==== Listed records

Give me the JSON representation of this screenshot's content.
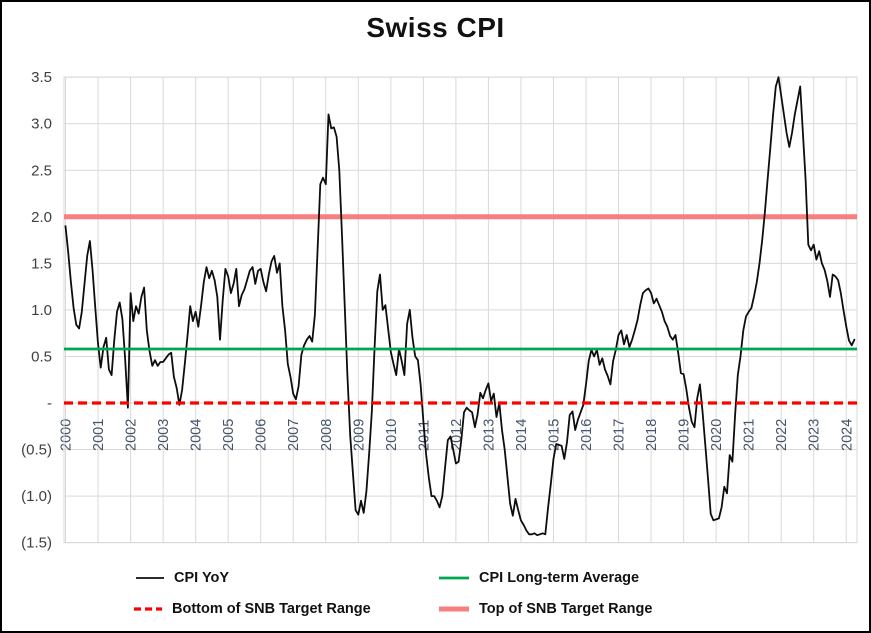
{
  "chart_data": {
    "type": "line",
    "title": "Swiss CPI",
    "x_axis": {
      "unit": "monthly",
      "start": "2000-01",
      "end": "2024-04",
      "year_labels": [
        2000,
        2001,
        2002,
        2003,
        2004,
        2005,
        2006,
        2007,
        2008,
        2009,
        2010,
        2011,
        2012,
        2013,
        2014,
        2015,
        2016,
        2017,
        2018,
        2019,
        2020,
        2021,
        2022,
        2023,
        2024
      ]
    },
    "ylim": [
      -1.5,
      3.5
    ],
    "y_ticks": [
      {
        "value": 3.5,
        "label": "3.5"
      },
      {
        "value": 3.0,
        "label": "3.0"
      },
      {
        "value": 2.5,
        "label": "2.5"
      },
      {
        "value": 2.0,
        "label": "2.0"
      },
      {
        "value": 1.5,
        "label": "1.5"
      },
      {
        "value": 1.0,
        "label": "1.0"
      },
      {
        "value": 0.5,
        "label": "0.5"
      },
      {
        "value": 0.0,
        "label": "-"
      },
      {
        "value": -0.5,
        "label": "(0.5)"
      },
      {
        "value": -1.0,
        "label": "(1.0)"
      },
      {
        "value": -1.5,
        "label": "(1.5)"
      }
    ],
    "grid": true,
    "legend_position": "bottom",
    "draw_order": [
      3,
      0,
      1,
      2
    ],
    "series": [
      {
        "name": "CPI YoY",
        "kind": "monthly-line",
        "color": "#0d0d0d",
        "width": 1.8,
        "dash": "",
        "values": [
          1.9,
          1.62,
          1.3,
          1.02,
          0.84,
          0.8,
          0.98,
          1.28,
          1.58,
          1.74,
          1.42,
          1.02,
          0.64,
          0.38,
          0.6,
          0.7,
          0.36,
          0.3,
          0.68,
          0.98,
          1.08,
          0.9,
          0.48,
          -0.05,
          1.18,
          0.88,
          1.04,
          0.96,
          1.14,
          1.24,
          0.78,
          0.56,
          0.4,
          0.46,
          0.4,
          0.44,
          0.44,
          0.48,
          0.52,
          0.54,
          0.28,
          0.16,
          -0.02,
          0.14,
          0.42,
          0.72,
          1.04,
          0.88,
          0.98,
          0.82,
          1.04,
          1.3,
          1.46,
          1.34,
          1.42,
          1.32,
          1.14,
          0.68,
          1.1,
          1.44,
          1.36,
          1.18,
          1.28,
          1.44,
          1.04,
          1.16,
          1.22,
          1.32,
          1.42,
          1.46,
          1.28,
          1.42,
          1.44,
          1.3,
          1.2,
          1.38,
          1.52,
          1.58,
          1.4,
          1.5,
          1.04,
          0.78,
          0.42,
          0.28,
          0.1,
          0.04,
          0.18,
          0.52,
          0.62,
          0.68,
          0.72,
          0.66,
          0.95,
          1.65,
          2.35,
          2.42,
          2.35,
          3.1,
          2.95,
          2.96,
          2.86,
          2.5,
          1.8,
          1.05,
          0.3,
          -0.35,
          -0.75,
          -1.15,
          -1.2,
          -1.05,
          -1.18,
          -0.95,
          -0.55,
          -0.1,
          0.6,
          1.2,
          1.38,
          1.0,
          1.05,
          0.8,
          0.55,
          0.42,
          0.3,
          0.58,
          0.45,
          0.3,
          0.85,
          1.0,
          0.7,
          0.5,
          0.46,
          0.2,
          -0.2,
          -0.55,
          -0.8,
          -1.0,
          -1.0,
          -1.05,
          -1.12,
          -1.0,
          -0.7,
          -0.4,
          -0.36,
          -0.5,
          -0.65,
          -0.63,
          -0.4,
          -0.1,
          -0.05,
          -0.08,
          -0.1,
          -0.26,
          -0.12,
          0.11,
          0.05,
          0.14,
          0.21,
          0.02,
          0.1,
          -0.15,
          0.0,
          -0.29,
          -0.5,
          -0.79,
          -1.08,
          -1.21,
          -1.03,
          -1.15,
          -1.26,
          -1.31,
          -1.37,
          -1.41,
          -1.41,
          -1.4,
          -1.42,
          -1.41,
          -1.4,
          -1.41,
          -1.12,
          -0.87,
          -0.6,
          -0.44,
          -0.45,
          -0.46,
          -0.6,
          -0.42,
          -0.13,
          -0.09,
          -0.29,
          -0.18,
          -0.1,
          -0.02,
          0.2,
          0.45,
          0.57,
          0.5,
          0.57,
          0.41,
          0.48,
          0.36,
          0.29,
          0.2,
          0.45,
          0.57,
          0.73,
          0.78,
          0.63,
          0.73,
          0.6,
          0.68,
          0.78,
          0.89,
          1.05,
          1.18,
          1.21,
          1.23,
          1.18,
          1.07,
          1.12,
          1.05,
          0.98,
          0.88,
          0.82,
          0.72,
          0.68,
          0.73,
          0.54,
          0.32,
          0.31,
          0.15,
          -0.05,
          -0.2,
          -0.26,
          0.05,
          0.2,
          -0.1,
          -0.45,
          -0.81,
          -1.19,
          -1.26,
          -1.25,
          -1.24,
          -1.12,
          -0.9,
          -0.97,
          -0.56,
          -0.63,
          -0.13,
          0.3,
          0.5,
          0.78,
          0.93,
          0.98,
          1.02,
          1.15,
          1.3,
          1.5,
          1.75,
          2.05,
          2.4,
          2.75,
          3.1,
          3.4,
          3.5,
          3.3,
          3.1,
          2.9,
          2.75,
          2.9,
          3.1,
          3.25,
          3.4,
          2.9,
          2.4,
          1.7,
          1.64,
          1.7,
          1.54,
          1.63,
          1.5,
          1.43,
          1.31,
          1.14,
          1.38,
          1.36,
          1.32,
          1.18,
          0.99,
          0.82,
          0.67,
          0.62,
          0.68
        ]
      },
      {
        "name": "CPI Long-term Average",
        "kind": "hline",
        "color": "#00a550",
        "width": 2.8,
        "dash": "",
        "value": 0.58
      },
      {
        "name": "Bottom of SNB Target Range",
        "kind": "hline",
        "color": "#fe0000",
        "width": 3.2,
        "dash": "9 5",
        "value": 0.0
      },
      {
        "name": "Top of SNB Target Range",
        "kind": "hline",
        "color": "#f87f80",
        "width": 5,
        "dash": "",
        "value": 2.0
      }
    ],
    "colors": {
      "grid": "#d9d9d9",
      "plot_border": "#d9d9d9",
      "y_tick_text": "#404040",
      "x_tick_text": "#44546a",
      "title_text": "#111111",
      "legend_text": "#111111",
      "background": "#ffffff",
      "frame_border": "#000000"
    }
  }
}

========
==== Listed records

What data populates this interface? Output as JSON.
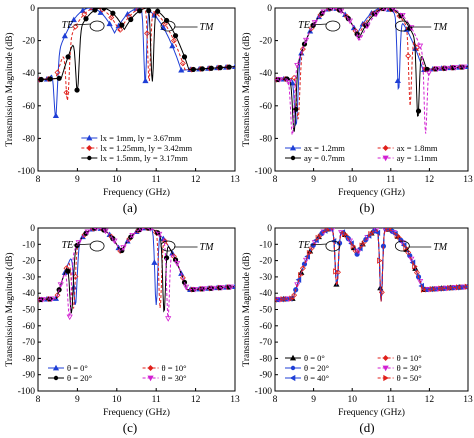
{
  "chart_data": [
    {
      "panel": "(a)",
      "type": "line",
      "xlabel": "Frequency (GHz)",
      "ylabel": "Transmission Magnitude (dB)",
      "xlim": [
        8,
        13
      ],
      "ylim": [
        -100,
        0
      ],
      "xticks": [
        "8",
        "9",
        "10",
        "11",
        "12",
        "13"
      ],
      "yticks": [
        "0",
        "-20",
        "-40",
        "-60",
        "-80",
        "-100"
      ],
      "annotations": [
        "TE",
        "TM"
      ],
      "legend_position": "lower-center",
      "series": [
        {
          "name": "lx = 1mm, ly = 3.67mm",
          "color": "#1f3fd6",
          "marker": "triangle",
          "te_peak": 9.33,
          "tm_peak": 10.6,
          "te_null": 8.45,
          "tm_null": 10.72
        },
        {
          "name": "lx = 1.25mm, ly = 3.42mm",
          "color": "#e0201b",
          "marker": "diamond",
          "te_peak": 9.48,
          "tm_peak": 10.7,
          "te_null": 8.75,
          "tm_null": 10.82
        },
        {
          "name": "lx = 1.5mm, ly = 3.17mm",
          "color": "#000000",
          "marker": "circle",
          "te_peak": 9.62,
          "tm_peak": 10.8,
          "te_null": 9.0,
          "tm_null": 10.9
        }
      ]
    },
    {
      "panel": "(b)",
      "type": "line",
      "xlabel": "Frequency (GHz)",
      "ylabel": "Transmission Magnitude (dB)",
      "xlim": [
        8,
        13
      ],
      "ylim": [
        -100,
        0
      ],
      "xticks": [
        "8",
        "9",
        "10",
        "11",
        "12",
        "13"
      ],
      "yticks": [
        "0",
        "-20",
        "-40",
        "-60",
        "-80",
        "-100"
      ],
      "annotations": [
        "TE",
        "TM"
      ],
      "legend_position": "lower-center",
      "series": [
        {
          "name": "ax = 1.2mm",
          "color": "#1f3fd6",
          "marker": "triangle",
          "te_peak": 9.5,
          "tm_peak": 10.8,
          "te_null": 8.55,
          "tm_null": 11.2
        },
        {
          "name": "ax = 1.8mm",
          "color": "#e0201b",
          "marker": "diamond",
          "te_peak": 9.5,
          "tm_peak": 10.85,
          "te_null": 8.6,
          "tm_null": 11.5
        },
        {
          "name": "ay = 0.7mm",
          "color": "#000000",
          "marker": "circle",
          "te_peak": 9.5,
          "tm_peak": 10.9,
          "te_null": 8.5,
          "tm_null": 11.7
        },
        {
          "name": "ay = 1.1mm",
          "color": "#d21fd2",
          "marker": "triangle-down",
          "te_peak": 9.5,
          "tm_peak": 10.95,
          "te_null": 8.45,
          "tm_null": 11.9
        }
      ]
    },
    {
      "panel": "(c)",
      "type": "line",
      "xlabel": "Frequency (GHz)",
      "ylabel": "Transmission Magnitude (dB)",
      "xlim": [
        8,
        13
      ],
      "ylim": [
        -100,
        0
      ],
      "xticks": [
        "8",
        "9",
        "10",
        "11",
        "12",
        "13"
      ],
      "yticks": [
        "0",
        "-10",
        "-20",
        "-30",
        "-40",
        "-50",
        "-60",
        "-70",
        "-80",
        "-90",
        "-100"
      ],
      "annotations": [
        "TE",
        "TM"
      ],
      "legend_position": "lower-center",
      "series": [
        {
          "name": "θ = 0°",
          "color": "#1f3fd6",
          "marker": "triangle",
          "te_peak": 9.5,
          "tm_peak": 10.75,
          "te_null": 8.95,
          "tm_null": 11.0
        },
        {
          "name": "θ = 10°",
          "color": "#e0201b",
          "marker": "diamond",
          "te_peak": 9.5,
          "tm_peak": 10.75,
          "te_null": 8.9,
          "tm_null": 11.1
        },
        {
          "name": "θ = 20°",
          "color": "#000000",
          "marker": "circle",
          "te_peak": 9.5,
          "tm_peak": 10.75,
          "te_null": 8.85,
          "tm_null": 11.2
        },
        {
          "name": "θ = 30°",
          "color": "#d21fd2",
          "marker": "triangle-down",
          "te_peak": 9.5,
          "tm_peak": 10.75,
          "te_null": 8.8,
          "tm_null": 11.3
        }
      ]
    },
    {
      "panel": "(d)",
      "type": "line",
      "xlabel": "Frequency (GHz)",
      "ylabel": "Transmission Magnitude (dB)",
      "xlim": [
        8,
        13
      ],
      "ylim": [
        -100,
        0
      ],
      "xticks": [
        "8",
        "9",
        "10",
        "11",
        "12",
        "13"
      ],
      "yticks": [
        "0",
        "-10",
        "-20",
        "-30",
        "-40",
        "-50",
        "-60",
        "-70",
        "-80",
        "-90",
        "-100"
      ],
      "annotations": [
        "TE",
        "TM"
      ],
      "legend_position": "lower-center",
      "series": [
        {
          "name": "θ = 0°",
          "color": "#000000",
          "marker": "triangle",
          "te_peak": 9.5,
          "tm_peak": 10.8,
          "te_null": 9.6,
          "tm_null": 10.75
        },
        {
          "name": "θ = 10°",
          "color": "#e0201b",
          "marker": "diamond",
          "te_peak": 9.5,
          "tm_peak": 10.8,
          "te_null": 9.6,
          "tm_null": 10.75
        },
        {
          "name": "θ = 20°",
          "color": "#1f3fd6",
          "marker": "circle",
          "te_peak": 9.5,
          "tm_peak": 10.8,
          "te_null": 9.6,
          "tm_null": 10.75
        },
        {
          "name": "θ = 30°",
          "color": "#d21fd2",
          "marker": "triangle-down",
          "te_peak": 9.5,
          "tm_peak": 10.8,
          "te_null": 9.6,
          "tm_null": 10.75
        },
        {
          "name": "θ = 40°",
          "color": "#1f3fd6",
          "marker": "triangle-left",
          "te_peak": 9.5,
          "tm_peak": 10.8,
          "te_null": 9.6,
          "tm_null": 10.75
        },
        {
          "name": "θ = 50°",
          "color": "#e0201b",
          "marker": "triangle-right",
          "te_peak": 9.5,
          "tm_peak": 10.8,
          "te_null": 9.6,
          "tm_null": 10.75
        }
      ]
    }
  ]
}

========

*What is asked*. Across all the entries, count the lines that contain the word "JSON" and give the number by itself.

*Result of the exercise*. 2